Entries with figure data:
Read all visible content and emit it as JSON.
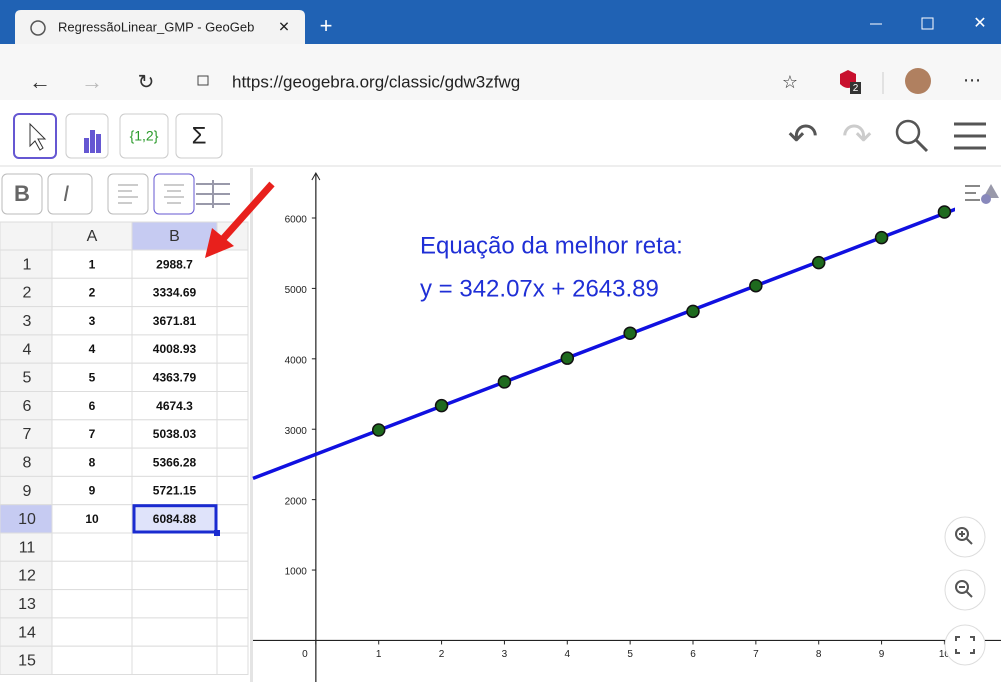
{
  "browser": {
    "tab_title": "RegressãoLinear_GMP - GeoGeb",
    "url": "https://geogebra.org/classic/gdw3zfwg",
    "extension_badge": "2"
  },
  "toolbar": {
    "list_tool": "{1,2}",
    "sum_tool": "Σ"
  },
  "style_bar": {
    "bold": "B",
    "italic": "I"
  },
  "spreadsheet": {
    "columns": [
      "A",
      "B"
    ],
    "row_numbers": [
      1,
      2,
      3,
      4,
      5,
      6,
      7,
      8,
      9,
      10,
      11,
      12,
      13,
      14,
      15
    ],
    "rows": [
      {
        "a": 1,
        "b": 2988.7
      },
      {
        "a": 2,
        "b": 3334.69
      },
      {
        "a": 3,
        "b": 3671.81
      },
      {
        "a": 4,
        "b": 4008.93
      },
      {
        "a": 5,
        "b": 4363.79
      },
      {
        "a": 6,
        "b": 4674.3
      },
      {
        "a": 7,
        "b": 5038.03
      },
      {
        "a": 8,
        "b": 5366.28
      },
      {
        "a": 9,
        "b": 5721.15
      },
      {
        "a": 10,
        "b": 6084.88
      }
    ]
  },
  "graphics": {
    "equation_title": "Equação da melhor reta:",
    "equation": "y = 342.07x + 2643.89",
    "line": {
      "slope": 342.07,
      "intercept": 2643.89
    },
    "xlim": [
      -1,
      10.9
    ],
    "ylim": [
      -590,
      6710
    ],
    "xticks": [
      0,
      1,
      2,
      3,
      4,
      5,
      6,
      7,
      8,
      9,
      10
    ],
    "yticks": [
      1000,
      2000,
      3000,
      4000,
      5000,
      6000
    ]
  }
}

§ Brief
Transcribe all of the material exactly, leaving out whatever pictures it contains.

§ Answer
Read all visible content and emit it as JSON.
{
  "browser": {
    "tab_title": "RegressãoLinear_GMP - GeoGeb",
    "url": "https://geogebra.org/classic/gdw3zfwg",
    "extension_badge": "2"
  },
  "toolbar": {
    "list_tool": "{1,2}",
    "sum_tool": "Σ"
  },
  "style_bar": {
    "bold": "B",
    "italic": "I"
  },
  "spreadsheet": {
    "columns": [
      "A",
      "B"
    ],
    "row_numbers": [
      1,
      2,
      3,
      4,
      5,
      6,
      7,
      8,
      9,
      10,
      11,
      12,
      13,
      14,
      15
    ],
    "rows": [
      {
        "a": 1,
        "b": 2988.7
      },
      {
        "a": 2,
        "b": 3334.69
      },
      {
        "a": 3,
        "b": 3671.81
      },
      {
        "a": 4,
        "b": 4008.93
      },
      {
        "a": 5,
        "b": 4363.79
      },
      {
        "a": 6,
        "b": 4674.3
      },
      {
        "a": 7,
        "b": 5038.03
      },
      {
        "a": 8,
        "b": 5366.28
      },
      {
        "a": 9,
        "b": 5721.15
      },
      {
        "a": 10,
        "b": 6084.88
      }
    ]
  },
  "graphics": {
    "equation_title": "Equação da melhor reta:",
    "equation": "y = 342.07x + 2643.89",
    "line": {
      "slope": 342.07,
      "intercept": 2643.89
    },
    "xlim": [
      -1,
      10.9
    ],
    "ylim": [
      -590,
      6710
    ],
    "xticks": [
      0,
      1,
      2,
      3,
      4,
      5,
      6,
      7,
      8,
      9,
      10
    ],
    "yticks": [
      1000,
      2000,
      3000,
      4000,
      5000,
      6000
    ]
  }
}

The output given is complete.